__PROBLEM__. Reproduce every entry in the listing without alteration.

##### TASK DATA

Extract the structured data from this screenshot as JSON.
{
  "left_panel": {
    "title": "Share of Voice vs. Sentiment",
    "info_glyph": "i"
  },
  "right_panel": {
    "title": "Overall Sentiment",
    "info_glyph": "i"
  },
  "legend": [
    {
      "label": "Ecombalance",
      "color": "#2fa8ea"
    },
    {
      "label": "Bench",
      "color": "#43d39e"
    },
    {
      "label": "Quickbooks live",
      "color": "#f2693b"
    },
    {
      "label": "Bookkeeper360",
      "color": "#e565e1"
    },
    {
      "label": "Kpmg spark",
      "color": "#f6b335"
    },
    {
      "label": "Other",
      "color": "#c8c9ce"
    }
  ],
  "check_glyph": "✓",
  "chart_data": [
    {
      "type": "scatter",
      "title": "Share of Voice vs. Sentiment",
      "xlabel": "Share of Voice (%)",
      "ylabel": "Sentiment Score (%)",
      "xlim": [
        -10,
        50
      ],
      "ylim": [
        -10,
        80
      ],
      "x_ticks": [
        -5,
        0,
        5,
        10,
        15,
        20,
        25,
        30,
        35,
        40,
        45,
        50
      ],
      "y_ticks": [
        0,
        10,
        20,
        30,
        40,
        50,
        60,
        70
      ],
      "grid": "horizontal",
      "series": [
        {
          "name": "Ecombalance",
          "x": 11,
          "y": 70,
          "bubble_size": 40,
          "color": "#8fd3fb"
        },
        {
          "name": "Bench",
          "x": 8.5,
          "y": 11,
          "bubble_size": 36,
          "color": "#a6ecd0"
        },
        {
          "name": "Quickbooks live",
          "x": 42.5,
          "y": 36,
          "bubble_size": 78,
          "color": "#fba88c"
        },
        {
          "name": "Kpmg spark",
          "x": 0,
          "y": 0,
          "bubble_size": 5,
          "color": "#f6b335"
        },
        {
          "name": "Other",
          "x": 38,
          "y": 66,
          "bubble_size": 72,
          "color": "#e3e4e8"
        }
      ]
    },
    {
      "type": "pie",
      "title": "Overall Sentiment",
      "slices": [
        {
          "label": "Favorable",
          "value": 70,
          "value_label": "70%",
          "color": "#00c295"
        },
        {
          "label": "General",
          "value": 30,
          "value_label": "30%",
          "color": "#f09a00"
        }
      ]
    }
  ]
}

##########

__SOLUTION FOR THIS PROBLEM__.
Extract the structured data from this screenshot as JSON.
{
  "left_panel": {
    "title": "Share of Voice vs. Sentiment",
    "info_glyph": "i"
  },
  "right_panel": {
    "title": "Overall Sentiment",
    "info_glyph": "i"
  },
  "legend": [
    {
      "label": "Ecombalance",
      "color": "#2fa8ea"
    },
    {
      "label": "Bench",
      "color": "#43d39e"
    },
    {
      "label": "Quickbooks live",
      "color": "#f2693b"
    },
    {
      "label": "Bookkeeper360",
      "color": "#e565e1"
    },
    {
      "label": "Kpmg spark",
      "color": "#f6b335"
    },
    {
      "label": "Other",
      "color": "#c8c9ce"
    }
  ],
  "check_glyph": "✓",
  "chart_data": [
    {
      "type": "scatter",
      "title": "Share of Voice vs. Sentiment",
      "xlabel": "Share of Voice (%)",
      "ylabel": "Sentiment Score (%)",
      "xlim": [
        -10,
        50
      ],
      "ylim": [
        -10,
        80
      ],
      "x_ticks": [
        -5,
        0,
        5,
        10,
        15,
        20,
        25,
        30,
        35,
        40,
        45,
        50
      ],
      "y_ticks": [
        0,
        10,
        20,
        30,
        40,
        50,
        60,
        70
      ],
      "grid": "horizontal",
      "series": [
        {
          "name": "Ecombalance",
          "x": 11,
          "y": 70,
          "bubble_size": 40,
          "color": "#8fd3fb"
        },
        {
          "name": "Bench",
          "x": 8.5,
          "y": 11,
          "bubble_size": 36,
          "color": "#a6ecd0"
        },
        {
          "name": "Quickbooks live",
          "x": 42.5,
          "y": 36,
          "bubble_size": 78,
          "color": "#fba88c"
        },
        {
          "name": "Kpmg spark",
          "x": 0,
          "y": 0,
          "bubble_size": 5,
          "color": "#f6b335"
        },
        {
          "name": "Other",
          "x": 38,
          "y": 66,
          "bubble_size": 72,
          "color": "#e3e4e8"
        }
      ]
    },
    {
      "type": "pie",
      "title": "Overall Sentiment",
      "slices": [
        {
          "label": "Favorable",
          "value": 70,
          "value_label": "70%",
          "color": "#00c295"
        },
        {
          "label": "General",
          "value": 30,
          "value_label": "30%",
          "color": "#f09a00"
        }
      ]
    }
  ]
}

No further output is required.